* Begin Information given *
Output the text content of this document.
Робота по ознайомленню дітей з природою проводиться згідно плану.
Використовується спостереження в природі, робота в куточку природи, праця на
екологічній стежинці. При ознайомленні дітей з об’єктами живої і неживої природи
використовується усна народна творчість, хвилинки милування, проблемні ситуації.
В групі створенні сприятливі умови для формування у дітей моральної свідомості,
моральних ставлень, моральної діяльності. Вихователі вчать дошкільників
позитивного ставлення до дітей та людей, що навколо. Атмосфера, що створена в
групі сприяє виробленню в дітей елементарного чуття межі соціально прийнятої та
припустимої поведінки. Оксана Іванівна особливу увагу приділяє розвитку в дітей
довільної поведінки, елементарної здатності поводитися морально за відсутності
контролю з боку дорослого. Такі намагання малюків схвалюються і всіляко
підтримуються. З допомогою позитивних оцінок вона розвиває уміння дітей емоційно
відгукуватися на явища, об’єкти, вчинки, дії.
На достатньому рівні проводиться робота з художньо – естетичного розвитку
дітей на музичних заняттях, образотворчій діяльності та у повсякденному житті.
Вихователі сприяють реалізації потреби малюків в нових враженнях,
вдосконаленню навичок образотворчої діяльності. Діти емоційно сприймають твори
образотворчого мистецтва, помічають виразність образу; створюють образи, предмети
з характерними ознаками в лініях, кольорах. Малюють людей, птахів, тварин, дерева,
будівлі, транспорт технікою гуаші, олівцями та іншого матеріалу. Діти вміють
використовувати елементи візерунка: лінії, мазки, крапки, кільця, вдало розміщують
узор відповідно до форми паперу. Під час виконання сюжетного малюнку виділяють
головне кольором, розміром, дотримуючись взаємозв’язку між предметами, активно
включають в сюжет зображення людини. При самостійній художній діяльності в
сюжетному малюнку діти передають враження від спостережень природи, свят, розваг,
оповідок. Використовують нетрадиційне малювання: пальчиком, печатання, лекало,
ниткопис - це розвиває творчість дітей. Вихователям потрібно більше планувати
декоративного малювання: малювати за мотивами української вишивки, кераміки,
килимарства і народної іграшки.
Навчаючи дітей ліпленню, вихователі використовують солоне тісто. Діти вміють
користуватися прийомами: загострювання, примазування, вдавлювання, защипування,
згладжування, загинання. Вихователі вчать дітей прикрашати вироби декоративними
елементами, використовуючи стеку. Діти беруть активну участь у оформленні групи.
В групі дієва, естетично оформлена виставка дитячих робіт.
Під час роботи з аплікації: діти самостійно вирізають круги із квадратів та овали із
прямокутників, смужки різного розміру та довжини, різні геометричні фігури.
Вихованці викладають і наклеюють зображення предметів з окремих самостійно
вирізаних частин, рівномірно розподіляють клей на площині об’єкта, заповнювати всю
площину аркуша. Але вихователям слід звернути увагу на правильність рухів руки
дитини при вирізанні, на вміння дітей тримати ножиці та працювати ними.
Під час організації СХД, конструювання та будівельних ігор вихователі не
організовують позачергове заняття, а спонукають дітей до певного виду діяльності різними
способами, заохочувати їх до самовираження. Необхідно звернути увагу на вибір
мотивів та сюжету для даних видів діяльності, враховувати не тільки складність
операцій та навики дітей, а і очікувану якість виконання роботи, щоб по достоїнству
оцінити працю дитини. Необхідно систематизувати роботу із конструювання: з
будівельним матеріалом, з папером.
* End Information given *
* _Request_
Print the records above exactly as they appear.

* _Task response_
Output the text content of this document.
Робота по ознайомленню дітей з природою проводиться згідно плану.
Використовується спостереження в природі, робота в куточку природи, праця на
екологічній стежинці. При ознайомленні дітей з об’єктами живої і неживої природи
використовується усна народна творчість, хвилинки милування, проблемні ситуації.
В групі створенні сприятливі умови для формування у дітей моральної свідомості,
моральних ставлень, моральної діяльності. Вихователі вчать дошкільників
позитивного ставлення до дітей та людей, що навколо. Атмосфера, що створена в
групі сприяє виробленню в дітей елементарного чуття межі соціально прийнятої та
припустимої поведінки. Оксана Іванівна особливу увагу приділяє розвитку в дітей
довільної поведінки, елементарної здатності поводитися морально за відсутності
контролю з боку дорослого. Такі намагання малюків схвалюються і всіляко
підтримуються. З допомогою позитивних оцінок вона розвиває уміння дітей емоційно
відгукуватися на явища, об’єкти, вчинки, дії.
На достатньому рівні проводиться робота з художньо – естетичного розвитку
дітей на музичних заняттях, образотворчій діяльності та у повсякденному житті.
Вихователі сприяють реалізації потреби малюків в нових враженнях,
вдосконаленню навичок образотворчої діяльності. Діти емоційно сприймають твори
образотворчого мистецтва, помічають виразність образу; створюють образи, предмети
з характерними ознаками в лініях, кольорах. Малюють людей, птахів, тварин, дерева,
будівлі, транспорт технікою гуаші, олівцями та іншого матеріалу. Діти вміють
використовувати елементи візерунка: лінії, мазки, крапки, кільця, вдало розміщують
узор відповідно до форми паперу. Під час виконання сюжетного малюнку виділяють
головне кольором, розміром, дотримуючись взаємозв’язку між предметами, активно
включають в сюжет зображення людини. При самостійній художній діяльності в
сюжетному малюнку діти передають враження від спостережень природи, свят, розваг,
оповідок. Використовують нетрадиційне малювання: пальчиком, печатання, лекало,
ниткопис - це розвиває творчість дітей. Вихователям потрібно більше планувати
декоративного малювання: малювати за мотивами української вишивки, кераміки,
килимарства і народної іграшки.
Навчаючи дітей ліпленню, вихователі використовують солоне тісто. Діти вміють
користуватися прийомами: загострювання, примазування, вдавлювання, защипування,
згладжування, загинання. Вихователі вчать дітей прикрашати вироби декоративними
елементами, використовуючи стеку. Діти беруть активну участь у оформленні групи.
В групі дієва, естетично оформлена виставка дитячих робіт.
Під час роботи з аплікації: діти самостійно вирізають круги із квадратів та овали із
прямокутників, смужки різного розміру та довжини, різні геометричні фігури.
Вихованці викладають і наклеюють зображення предметів з окремих самостійно
вирізаних частин, рівномірно розподіляють клей на площині об’єкта, заповнювати всю
площину аркуша. Але вихователям слід звернути увагу на правильність рухів руки
дитини при вирізанні, на вміння дітей тримати ножиці та працювати ними.
Під час організації СХД, конструювання та будівельних ігор вихователі не
організовують позачергове заняття, а спонукають дітей до певного виду діяльності різними
способами, заохочувати їх до самовираження. Необхідно звернути увагу на вибір
мотивів та сюжету для даних видів діяльності, враховувати не тільки складність
операцій та навики дітей, а і очікувану якість виконання роботи, щоб по достоїнству
оцінити працю дитини. Необхідно систематизувати роботу із конструювання: з
будівельним матеріалом, з папером.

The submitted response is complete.